_Work to complete:_ Word for word, retype every entry in the listing.

══════════

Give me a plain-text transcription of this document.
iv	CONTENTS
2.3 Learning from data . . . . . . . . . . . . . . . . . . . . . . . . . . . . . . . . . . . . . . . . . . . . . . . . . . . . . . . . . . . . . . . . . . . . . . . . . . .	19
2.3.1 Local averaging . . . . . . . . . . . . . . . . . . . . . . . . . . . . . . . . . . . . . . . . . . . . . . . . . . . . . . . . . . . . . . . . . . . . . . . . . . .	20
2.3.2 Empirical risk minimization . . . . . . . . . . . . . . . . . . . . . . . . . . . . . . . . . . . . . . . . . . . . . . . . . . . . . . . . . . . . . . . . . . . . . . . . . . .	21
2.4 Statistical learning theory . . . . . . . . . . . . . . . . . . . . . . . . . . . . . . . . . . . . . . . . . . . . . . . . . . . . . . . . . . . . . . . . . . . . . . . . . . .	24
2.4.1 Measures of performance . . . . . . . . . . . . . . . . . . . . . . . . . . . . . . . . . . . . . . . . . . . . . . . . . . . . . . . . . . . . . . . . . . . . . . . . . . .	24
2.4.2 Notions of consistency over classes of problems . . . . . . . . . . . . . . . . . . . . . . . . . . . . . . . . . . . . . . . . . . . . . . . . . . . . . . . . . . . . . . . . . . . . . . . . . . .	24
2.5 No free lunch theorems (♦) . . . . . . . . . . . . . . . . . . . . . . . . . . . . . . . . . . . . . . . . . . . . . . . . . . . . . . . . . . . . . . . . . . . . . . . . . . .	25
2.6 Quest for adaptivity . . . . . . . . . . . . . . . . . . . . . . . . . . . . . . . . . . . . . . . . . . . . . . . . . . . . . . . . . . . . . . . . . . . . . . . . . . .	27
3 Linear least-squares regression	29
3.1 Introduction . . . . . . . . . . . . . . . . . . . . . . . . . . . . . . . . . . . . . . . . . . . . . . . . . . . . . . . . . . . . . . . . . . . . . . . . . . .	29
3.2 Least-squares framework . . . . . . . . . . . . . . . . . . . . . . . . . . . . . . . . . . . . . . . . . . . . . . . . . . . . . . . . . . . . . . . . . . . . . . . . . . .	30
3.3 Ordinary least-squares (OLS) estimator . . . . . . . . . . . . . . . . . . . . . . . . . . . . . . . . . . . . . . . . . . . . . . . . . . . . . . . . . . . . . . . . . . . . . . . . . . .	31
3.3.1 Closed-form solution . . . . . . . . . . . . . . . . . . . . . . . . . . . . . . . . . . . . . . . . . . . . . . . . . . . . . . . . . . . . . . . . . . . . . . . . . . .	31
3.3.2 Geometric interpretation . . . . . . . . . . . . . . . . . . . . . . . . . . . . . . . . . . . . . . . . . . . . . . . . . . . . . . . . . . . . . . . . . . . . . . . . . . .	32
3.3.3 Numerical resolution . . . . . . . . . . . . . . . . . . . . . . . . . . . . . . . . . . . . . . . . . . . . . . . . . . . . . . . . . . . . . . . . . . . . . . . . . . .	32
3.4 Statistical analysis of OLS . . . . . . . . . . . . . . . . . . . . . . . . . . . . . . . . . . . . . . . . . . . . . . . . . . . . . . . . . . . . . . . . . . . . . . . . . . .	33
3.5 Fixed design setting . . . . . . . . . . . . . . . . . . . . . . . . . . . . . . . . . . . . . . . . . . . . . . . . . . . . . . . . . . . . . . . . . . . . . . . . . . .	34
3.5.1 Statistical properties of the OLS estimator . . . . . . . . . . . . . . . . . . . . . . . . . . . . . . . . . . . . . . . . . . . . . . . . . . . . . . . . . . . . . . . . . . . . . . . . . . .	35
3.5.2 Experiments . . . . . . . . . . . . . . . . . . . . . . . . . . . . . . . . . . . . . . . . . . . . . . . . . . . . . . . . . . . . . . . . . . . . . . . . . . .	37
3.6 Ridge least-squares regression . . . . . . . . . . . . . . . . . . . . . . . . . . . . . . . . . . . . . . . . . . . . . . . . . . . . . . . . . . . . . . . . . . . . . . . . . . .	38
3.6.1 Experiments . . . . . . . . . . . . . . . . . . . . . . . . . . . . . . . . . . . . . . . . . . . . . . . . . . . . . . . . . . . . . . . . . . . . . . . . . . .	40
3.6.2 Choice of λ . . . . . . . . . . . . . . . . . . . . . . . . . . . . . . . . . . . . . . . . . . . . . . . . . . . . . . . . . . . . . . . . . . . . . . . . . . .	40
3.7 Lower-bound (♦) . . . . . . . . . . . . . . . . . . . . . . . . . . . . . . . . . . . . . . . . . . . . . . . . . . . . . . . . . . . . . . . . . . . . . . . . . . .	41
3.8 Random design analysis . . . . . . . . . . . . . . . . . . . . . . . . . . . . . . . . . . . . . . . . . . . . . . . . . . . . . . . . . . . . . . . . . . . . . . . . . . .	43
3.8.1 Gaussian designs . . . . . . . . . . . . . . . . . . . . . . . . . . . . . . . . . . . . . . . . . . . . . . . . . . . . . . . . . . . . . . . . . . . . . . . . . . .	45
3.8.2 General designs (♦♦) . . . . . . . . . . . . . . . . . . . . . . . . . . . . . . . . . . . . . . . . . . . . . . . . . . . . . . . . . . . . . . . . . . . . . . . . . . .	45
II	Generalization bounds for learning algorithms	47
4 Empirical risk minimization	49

══════════

_Solution for this exercise:_
Give me a plain-text transcription of this document.
iv	CONTENTS
2.3 Learning from data . . . . . . . . . . . . . . . . . . . . . . . . . . . . . . . . . . . . . . . . . . . . . . . . . . . . . . . . . . . . . . . . . . . . . . . . . . .	19
2.3.1 Local averaging . . . . . . . . . . . . . . . . . . . . . . . . . . . . . . . . . . . . . . . . . . . . . . . . . . . . . . . . . . . . . . . . . . . . . . . . . . .	20
2.3.2 Empirical risk minimization . . . . . . . . . . . . . . . . . . . . . . . . . . . . . . . . . . . . . . . . . . . . . . . . . . . . . . . . . . . . . . . . . . . . . . . . . . .	21
2.4 Statistical learning theory . . . . . . . . . . . . . . . . . . . . . . . . . . . . . . . . . . . . . . . . . . . . . . . . . . . . . . . . . . . . . . . . . . . . . . . . . . .	24
2.4.1 Measures of performance . . . . . . . . . . . . . . . . . . . . . . . . . . . . . . . . . . . . . . . . . . . . . . . . . . . . . . . . . . . . . . . . . . . . . . . . . . .	24
2.4.2 Notions of consistency over classes of problems . . . . . . . . . . . . . . . . . . . . . . . . . . . . . . . . . . . . . . . . . . . . . . . . . . . . . . . . . . . . . . . . . . . . . . . . . . .	24
2.5 No free lunch theorems (♦) . . . . . . . . . . . . . . . . . . . . . . . . . . . . . . . . . . . . . . . . . . . . . . . . . . . . . . . . . . . . . . . . . . . . . . . . . . .	25
2.6 Quest for adaptivity . . . . . . . . . . . . . . . . . . . . . . . . . . . . . . . . . . . . . . . . . . . . . . . . . . . . . . . . . . . . . . . . . . . . . . . . . . .	27
3 Linear least-squares regression	29
3.1 Introduction . . . . . . . . . . . . . . . . . . . . . . . . . . . . . . . . . . . . . . . . . . . . . . . . . . . . . . . . . . . . . . . . . . . . . . . . . . .	29
3.2 Least-squares framework . . . . . . . . . . . . . . . . . . . . . . . . . . . . . . . . . . . . . . . . . . . . . . . . . . . . . . . . . . . . . . . . . . . . . . . . . . .	30
3.3 Ordinary least-squares (OLS) estimator . . . . . . . . . . . . . . . . . . . . . . . . . . . . . . . . . . . . . . . . . . . . . . . . . . . . . . . . . . . . . . . . . . . . . . . . . . .	31
3.3.1 Closed-form solution . . . . . . . . . . . . . . . . . . . . . . . . . . . . . . . . . . . . . . . . . . . . . . . . . . . . . . . . . . . . . . . . . . . . . . . . . . .	31
3.3.2 Geometric interpretation . . . . . . . . . . . . . . . . . . . . . . . . . . . . . . . . . . . . . . . . . . . . . . . . . . . . . . . . . . . . . . . . . . . . . . . . . . .	32
3.3.3 Numerical resolution . . . . . . . . . . . . . . . . . . . . . . . . . . . . . . . . . . . . . . . . . . . . . . . . . . . . . . . . . . . . . . . . . . . . . . . . . . .	32
3.4 Statistical analysis of OLS . . . . . . . . . . . . . . . . . . . . . . . . . . . . . . . . . . . . . . . . . . . . . . . . . . . . . . . . . . . . . . . . . . . . . . . . . . .	33
3.5 Fixed design setting . . . . . . . . . . . . . . . . . . . . . . . . . . . . . . . . . . . . . . . . . . . . . . . . . . . . . . . . . . . . . . . . . . . . . . . . . . .	34
3.5.1 Statistical properties of the OLS estimator . . . . . . . . . . . . . . . . . . . . . . . . . . . . . . . . . . . . . . . . . . . . . . . . . . . . . . . . . . . . . . . . . . . . . . . . . . .	35
3.5.2 Experiments . . . . . . . . . . . . . . . . . . . . . . . . . . . . . . . . . . . . . . . . . . . . . . . . . . . . . . . . . . . . . . . . . . . . . . . . . . .	37
3.6 Ridge least-squares regression . . . . . . . . . . . . . . . . . . . . . . . . . . . . . . . . . . . . . . . . . . . . . . . . . . . . . . . . . . . . . . . . . . . . . . . . . . .	38
3.6.1 Experiments . . . . . . . . . . . . . . . . . . . . . . . . . . . . . . . . . . . . . . . . . . . . . . . . . . . . . . . . . . . . . . . . . . . . . . . . . . .	40
3.6.2 Choice of λ . . . . . . . . . . . . . . . . . . . . . . . . . . . . . . . . . . . . . . . . . . . . . . . . . . . . . . . . . . . . . . . . . . . . . . . . . . .	40
3.7 Lower-bound (♦) . . . . . . . . . . . . . . . . . . . . . . . . . . . . . . . . . . . . . . . . . . . . . . . . . . . . . . . . . . . . . . . . . . . . . . . . . . .	41
3.8 Random design analysis . . . . . . . . . . . . . . . . . . . . . . . . . . . . . . . . . . . . . . . . . . . . . . . . . . . . . . . . . . . . . . . . . . . . . . . . . . .	43
3.8.1 Gaussian designs . . . . . . . . . . . . . . . . . . . . . . . . . . . . . . . . . . . . . . . . . . . . . . . . . . . . . . . . . . . . . . . . . . . . . . . . . . .	45
3.8.2 General designs (♦♦) . . . . . . . . . . . . . . . . . . . . . . . . . . . . . . . . . . . . . . . . . . . . . . . . . . . . . . . . . . . . . . . . . . . . . . . . . . .	45
II	Generalization bounds for learning algorithms	47
4 Empirical risk minimization	49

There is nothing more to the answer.